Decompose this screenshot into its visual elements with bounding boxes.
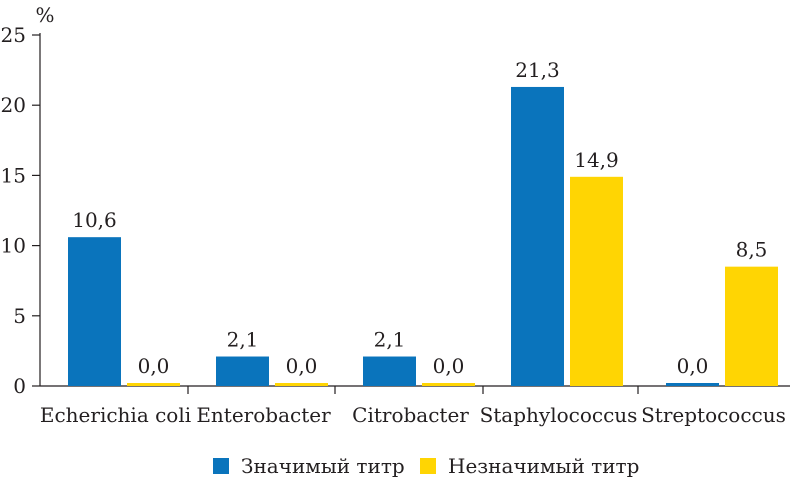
legend: Значимый титр Незначимый титр (213, 454, 639, 478)
bar-significant-2 (363, 356, 416, 386)
x-category-label: Echerichia coli (40, 403, 191, 427)
bars (68, 86, 778, 386)
x-category-label: Staphylococcus (480, 403, 638, 427)
bar-significant-4 (666, 383, 719, 386)
bar-insignificant-4 (725, 266, 778, 386)
legend-swatch (213, 458, 229, 474)
data-label: 0,0 (677, 354, 709, 378)
x-axis: Echerichia coli Enterobacter Citrobacter St… (40, 385, 790, 427)
y-tick-label: 5 (13, 304, 26, 328)
data-label: 0,0 (286, 354, 318, 378)
data-label: 2,1 (227, 328, 259, 352)
bar-insignificant-1 (275, 383, 328, 386)
bar-insignificant-3 (570, 176, 623, 386)
bar-significant-0 (68, 237, 121, 386)
legend-label: Значимый титр (241, 454, 405, 478)
bar-significant-3 (511, 86, 564, 386)
x-category-label: Enterobacter (196, 403, 331, 427)
legend-label: Незначимый титр (448, 454, 639, 478)
data-label: 2,1 (374, 328, 406, 352)
y-tick-label: 0 (13, 374, 26, 398)
y-tick-label: 15 (1, 163, 26, 187)
y-tick-label: 10 (1, 234, 26, 258)
x-category-label: Streptococcus (641, 403, 786, 427)
data-label: 14,9 (574, 148, 619, 172)
bar-insignificant-2 (422, 383, 475, 386)
data-labels: 10,6 2,1 2,1 21,3 0,0 0,0 0,0 0,0 14,9 8,5 (72, 58, 767, 378)
bar-significant-1 (216, 356, 269, 386)
y-axis-unit-label: % (35, 3, 54, 27)
y-tick-label: 20 (1, 93, 26, 117)
legend-swatch (420, 458, 436, 474)
y-axis: 0 5 10 15 20 25% (1, 3, 55, 398)
data-label: 21,3 (515, 58, 560, 82)
y-tick-label: 25 (1, 23, 26, 47)
bar-insignificant-0 (127, 383, 180, 386)
data-label: 0,0 (433, 354, 465, 378)
x-category-label: Citrobacter (352, 403, 469, 427)
data-label: 0,0 (138, 354, 170, 378)
data-label: 8,5 (736, 238, 768, 262)
data-label: 10,6 (72, 208, 117, 232)
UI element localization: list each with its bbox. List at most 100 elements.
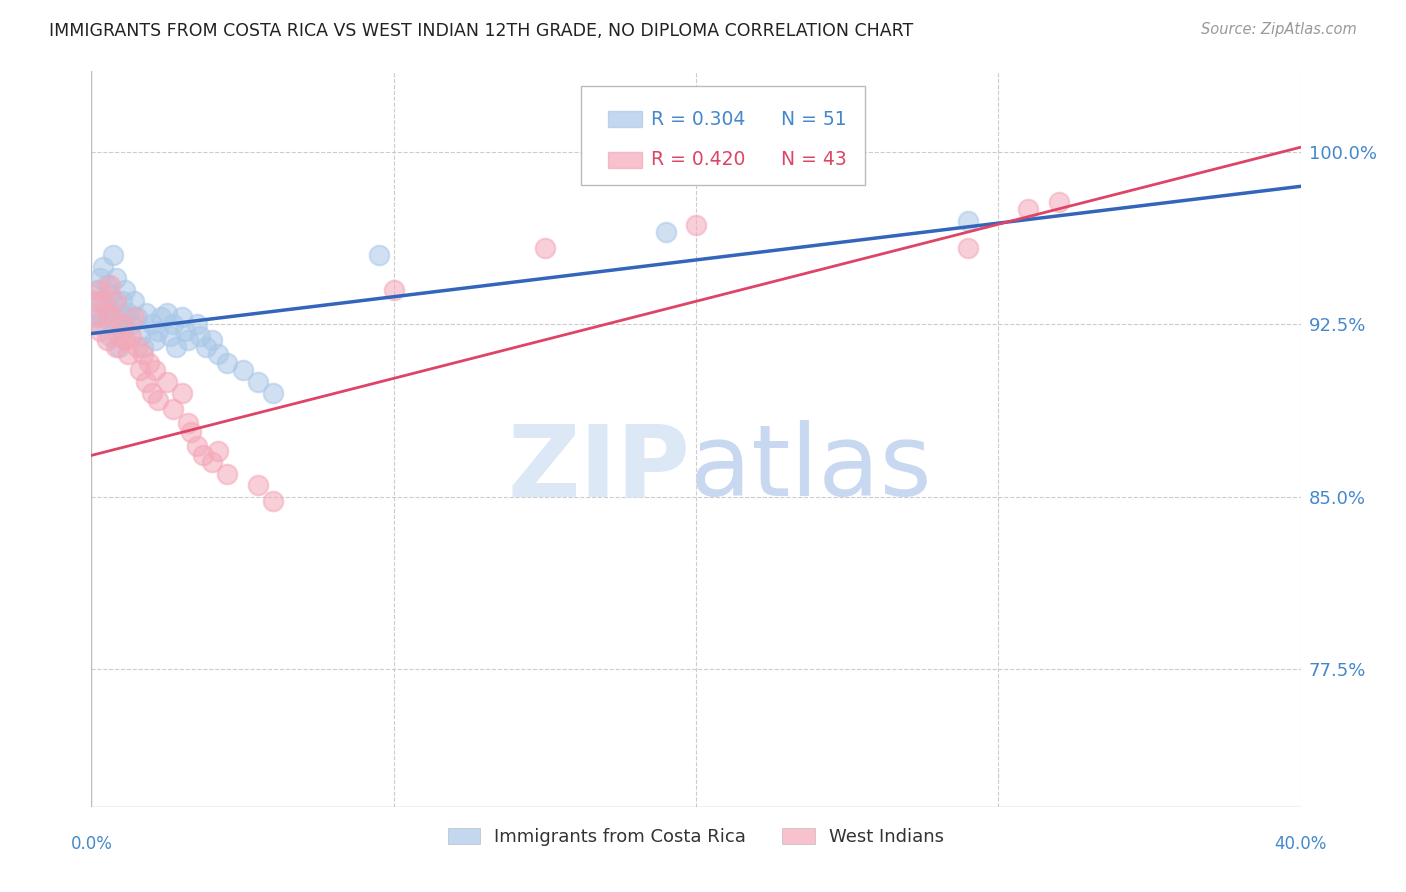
- Point: [125, 340, 148, 354]
- Point: [120, 318, 142, 332]
- Point: [533, 242, 555, 256]
- Point: [98, 278, 121, 293]
- Point: [138, 356, 160, 370]
- Point: [86, 310, 108, 325]
- Point: [188, 328, 211, 343]
- Point: [159, 328, 181, 343]
- Text: N = 43: N = 43: [780, 150, 846, 169]
- Point: [141, 318, 163, 332]
- Point: [83, 306, 105, 320]
- Point: [162, 318, 184, 332]
- Text: ZIP: ZIP: [508, 420, 690, 517]
- Point: [367, 248, 389, 262]
- Legend: Immigrants from Costa Rica, West Indians: Immigrants from Costa Rica, West Indians: [440, 821, 952, 854]
- Point: [1018, 202, 1040, 217]
- Point: [114, 334, 136, 348]
- Point: [120, 328, 142, 343]
- Point: [86, 283, 108, 297]
- Point: [117, 306, 139, 320]
- Bar: [607, 152, 641, 168]
- Point: [96, 334, 118, 348]
- Point: [156, 306, 179, 320]
- Point: [122, 310, 145, 325]
- Point: [114, 310, 136, 325]
- Point: [132, 340, 155, 354]
- Point: [101, 248, 124, 262]
- Point: [114, 283, 136, 297]
- Point: [195, 340, 218, 354]
- Point: [143, 363, 166, 377]
- Point: [956, 242, 979, 256]
- Point: [83, 294, 105, 309]
- Point: [107, 328, 129, 343]
- Point: [217, 356, 239, 370]
- Point: [141, 386, 163, 401]
- Point: [86, 318, 108, 332]
- Point: [207, 347, 229, 361]
- Text: R = 0.420: R = 0.420: [651, 150, 745, 169]
- Point: [111, 324, 132, 338]
- Point: [125, 310, 148, 325]
- Point: [685, 219, 707, 233]
- Point: [104, 340, 127, 354]
- Point: [193, 449, 215, 463]
- Point: [101, 310, 124, 325]
- Point: [96, 278, 118, 293]
- Point: [956, 214, 979, 228]
- Point: [146, 324, 169, 338]
- Point: [172, 386, 194, 401]
- Point: [128, 328, 150, 343]
- Point: [207, 443, 229, 458]
- Text: 0.0%: 0.0%: [70, 835, 112, 853]
- Point: [111, 318, 132, 332]
- Text: atlas: atlas: [690, 420, 932, 517]
- Point: [107, 340, 129, 354]
- Point: [156, 375, 179, 389]
- Point: [201, 334, 224, 348]
- Point: [165, 340, 187, 354]
- Text: Source: ZipAtlas.com: Source: ZipAtlas.com: [1201, 22, 1357, 37]
- FancyBboxPatch shape: [581, 87, 865, 186]
- Point: [177, 334, 200, 348]
- Point: [135, 306, 157, 320]
- Point: [89, 271, 111, 285]
- Point: [104, 294, 127, 309]
- Point: [246, 478, 269, 492]
- Point: [89, 294, 111, 309]
- Point: [217, 467, 239, 481]
- Point: [162, 402, 184, 417]
- Point: [172, 310, 194, 325]
- Point: [122, 294, 145, 309]
- Text: N = 51: N = 51: [780, 110, 846, 128]
- Point: [89, 324, 111, 338]
- Point: [262, 386, 284, 401]
- Point: [149, 310, 172, 325]
- Point: [101, 294, 124, 309]
- Point: [117, 347, 139, 361]
- Point: [1047, 195, 1070, 210]
- Point: [135, 375, 157, 389]
- Point: [201, 455, 224, 469]
- Point: [107, 318, 129, 332]
- Point: [128, 363, 150, 377]
- Point: [93, 260, 115, 274]
- Point: [174, 324, 197, 338]
- Point: [146, 393, 169, 408]
- Point: [262, 494, 284, 508]
- Text: 40.0%: 40.0%: [1274, 835, 1327, 853]
- Text: IMMIGRANTS FROM COSTA RICA VS WEST INDIAN 12TH GRADE, NO DIPLOMA CORRELATION CHA: IMMIGRANTS FROM COSTA RICA VS WEST INDIA…: [49, 22, 914, 40]
- Point: [654, 225, 676, 239]
- Point: [98, 287, 121, 301]
- Point: [180, 425, 202, 440]
- Point: [177, 416, 200, 430]
- Text: R = 0.304: R = 0.304: [651, 110, 745, 128]
- Point: [382, 283, 405, 297]
- Point: [111, 294, 132, 309]
- Point: [143, 334, 166, 348]
- Point: [93, 294, 115, 309]
- Point: [104, 306, 127, 320]
- Point: [231, 363, 253, 377]
- Point: [98, 328, 121, 343]
- Point: [104, 271, 127, 285]
- Point: [186, 439, 208, 453]
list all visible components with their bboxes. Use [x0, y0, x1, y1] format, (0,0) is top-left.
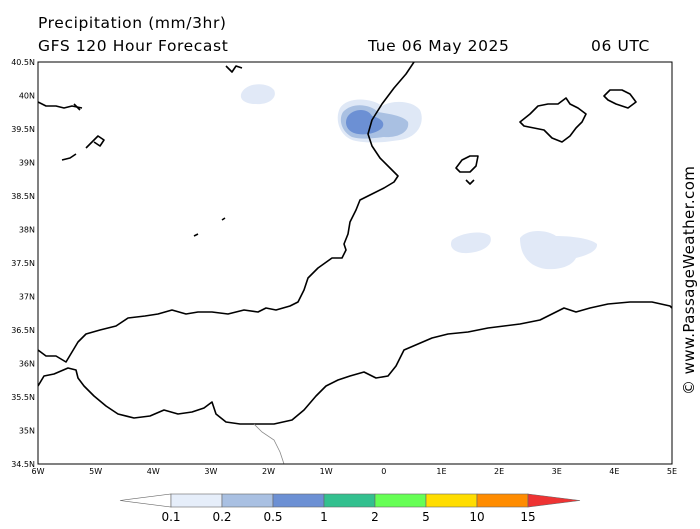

* _Directions for this task_: Copy the listing lines verbatim. Begin at the line that contains "- Point: [125, 340, 148, 354]" and stop after the line that contains "- Point: [83, 306, 105, 320]".

* _Final result_:
- Point: [125, 340, 148, 354]
- Point: [120, 318, 142, 332]
- Point: [533, 242, 555, 256]
- Point: [98, 278, 121, 293]
- Point: [138, 356, 160, 370]
- Point: [86, 310, 108, 325]
- Point: [188, 328, 211, 343]
- Point: [159, 328, 181, 343]
- Text: N = 43: N = 43: [780, 150, 846, 169]
- Point: [141, 318, 163, 332]
- Point: [83, 306, 105, 320]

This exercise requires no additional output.